── Records to process ──

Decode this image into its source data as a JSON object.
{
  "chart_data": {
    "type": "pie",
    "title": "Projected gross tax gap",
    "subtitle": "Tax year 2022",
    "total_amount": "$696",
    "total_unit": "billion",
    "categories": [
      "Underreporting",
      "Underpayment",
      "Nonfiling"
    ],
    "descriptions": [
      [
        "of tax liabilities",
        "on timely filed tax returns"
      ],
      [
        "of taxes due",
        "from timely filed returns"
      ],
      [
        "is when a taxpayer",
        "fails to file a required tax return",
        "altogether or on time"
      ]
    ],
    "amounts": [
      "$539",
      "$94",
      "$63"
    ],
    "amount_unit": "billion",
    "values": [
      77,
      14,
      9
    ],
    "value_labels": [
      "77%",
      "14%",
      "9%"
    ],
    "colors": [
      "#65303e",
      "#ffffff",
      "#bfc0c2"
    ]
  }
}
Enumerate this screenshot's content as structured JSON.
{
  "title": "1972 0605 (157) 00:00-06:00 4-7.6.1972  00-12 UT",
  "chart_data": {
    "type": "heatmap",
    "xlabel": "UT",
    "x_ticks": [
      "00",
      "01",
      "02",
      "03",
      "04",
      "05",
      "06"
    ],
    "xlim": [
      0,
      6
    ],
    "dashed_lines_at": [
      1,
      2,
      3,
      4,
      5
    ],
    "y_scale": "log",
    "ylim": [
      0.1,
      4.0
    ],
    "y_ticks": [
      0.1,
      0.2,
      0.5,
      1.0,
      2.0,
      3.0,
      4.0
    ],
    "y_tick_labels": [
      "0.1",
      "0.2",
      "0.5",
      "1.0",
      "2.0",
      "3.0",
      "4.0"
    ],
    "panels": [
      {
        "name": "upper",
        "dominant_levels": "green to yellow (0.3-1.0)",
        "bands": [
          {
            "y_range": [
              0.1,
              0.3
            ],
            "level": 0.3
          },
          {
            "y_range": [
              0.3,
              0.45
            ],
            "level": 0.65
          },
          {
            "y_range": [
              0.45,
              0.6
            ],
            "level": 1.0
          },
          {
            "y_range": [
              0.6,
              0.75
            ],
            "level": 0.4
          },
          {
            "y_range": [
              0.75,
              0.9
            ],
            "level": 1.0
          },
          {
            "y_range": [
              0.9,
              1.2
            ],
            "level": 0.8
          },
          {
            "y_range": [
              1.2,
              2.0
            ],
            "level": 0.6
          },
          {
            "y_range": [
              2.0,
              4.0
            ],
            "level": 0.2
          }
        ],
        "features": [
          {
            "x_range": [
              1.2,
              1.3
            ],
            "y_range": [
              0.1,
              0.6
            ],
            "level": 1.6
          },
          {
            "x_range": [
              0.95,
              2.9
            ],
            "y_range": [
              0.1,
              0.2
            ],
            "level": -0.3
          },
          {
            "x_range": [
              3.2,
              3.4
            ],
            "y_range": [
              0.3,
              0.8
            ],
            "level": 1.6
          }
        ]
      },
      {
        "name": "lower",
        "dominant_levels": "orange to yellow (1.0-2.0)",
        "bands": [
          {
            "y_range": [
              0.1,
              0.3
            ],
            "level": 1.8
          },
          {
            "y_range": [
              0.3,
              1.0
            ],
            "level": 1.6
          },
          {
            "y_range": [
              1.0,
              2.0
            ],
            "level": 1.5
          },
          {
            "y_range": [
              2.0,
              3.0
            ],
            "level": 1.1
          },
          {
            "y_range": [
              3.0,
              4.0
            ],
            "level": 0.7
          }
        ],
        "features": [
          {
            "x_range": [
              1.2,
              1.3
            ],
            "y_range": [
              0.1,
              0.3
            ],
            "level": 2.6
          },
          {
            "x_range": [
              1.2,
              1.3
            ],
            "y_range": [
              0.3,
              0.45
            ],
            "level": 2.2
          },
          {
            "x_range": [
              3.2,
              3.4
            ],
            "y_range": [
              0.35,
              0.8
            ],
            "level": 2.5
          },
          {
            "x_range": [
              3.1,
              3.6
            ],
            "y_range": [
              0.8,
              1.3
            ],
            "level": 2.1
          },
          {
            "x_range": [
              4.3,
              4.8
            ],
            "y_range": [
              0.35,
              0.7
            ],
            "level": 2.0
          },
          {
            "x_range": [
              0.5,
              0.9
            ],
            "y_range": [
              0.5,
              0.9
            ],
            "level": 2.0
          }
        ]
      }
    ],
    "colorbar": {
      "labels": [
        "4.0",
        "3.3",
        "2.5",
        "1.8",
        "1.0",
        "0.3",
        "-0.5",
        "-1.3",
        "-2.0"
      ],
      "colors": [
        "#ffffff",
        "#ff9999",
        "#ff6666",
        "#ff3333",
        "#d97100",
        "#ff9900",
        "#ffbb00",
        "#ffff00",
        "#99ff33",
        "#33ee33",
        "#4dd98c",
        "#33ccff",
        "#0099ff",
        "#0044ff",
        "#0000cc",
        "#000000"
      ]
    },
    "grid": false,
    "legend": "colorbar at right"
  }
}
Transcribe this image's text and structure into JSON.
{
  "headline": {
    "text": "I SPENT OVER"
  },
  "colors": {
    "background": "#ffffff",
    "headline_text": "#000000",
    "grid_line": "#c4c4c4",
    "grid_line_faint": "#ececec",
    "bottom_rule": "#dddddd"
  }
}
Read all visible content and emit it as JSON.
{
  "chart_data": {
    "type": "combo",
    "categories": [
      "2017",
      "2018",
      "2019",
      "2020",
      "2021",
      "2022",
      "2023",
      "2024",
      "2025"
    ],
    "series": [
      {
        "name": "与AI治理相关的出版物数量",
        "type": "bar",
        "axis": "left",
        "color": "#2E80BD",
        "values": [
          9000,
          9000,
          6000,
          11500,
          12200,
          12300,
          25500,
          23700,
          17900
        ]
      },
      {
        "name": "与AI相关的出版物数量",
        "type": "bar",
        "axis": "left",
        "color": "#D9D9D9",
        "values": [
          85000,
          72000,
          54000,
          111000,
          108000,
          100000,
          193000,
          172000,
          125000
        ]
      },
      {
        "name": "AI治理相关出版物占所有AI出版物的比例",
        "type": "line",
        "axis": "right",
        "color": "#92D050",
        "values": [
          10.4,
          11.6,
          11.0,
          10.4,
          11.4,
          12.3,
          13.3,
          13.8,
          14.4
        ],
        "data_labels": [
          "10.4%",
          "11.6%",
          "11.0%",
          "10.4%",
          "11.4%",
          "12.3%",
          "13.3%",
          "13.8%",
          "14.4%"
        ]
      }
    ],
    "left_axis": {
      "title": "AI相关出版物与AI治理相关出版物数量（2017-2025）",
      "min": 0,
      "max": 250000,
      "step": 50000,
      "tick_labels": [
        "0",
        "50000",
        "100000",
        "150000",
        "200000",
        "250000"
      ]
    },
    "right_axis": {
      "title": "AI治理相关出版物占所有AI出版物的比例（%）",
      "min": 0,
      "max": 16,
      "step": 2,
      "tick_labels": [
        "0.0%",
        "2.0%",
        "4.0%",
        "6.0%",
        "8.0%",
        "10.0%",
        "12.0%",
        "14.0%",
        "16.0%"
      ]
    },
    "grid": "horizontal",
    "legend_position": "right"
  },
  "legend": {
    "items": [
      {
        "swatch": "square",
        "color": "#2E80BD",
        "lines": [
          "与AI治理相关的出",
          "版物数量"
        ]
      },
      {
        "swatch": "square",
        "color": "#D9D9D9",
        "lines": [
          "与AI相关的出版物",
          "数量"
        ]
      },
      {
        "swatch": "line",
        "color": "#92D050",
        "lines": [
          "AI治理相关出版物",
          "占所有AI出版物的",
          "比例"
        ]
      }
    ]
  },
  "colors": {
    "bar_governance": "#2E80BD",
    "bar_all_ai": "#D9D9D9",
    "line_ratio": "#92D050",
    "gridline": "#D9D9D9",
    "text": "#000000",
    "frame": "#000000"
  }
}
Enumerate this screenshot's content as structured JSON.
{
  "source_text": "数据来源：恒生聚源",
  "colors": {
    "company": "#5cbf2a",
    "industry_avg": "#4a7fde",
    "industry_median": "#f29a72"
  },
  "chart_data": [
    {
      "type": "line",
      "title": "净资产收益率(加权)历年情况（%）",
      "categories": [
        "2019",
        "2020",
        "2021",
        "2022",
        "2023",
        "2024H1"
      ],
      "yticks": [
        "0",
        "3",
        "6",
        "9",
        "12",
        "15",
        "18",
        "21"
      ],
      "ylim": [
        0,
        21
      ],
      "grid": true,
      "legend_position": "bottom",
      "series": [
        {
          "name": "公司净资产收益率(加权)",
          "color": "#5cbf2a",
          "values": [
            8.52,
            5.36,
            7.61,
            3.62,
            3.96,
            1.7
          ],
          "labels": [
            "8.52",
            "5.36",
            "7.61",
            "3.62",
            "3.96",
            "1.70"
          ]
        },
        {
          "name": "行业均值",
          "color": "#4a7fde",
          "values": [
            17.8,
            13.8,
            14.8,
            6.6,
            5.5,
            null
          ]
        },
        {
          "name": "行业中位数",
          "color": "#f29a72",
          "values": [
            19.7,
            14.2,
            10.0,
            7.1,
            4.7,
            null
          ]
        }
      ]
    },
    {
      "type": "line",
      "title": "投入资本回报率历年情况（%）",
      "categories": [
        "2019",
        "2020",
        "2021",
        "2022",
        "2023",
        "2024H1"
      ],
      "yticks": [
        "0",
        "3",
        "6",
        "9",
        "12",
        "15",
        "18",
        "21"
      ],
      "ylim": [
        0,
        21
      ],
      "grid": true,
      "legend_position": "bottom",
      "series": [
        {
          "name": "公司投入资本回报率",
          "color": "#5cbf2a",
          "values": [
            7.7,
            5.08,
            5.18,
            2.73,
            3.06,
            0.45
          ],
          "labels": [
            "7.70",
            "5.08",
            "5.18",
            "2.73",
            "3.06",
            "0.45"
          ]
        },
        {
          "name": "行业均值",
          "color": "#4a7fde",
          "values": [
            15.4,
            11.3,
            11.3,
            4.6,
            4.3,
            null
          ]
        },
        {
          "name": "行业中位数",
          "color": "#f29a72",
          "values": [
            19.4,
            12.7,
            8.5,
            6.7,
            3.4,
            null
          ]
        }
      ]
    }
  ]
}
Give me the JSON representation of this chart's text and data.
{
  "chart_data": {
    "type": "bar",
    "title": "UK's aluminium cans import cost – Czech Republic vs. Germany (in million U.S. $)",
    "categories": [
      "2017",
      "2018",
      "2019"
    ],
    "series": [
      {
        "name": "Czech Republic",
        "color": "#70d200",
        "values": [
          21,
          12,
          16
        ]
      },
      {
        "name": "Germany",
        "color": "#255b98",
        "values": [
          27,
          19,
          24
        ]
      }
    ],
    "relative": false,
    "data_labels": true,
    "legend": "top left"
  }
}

───

* Written exercise *
Find every line above that contains the word "into", and return each one.

* Task output *
Decode this image into its source data as a JSON object.
Transcribe this image's text and structure into JSON.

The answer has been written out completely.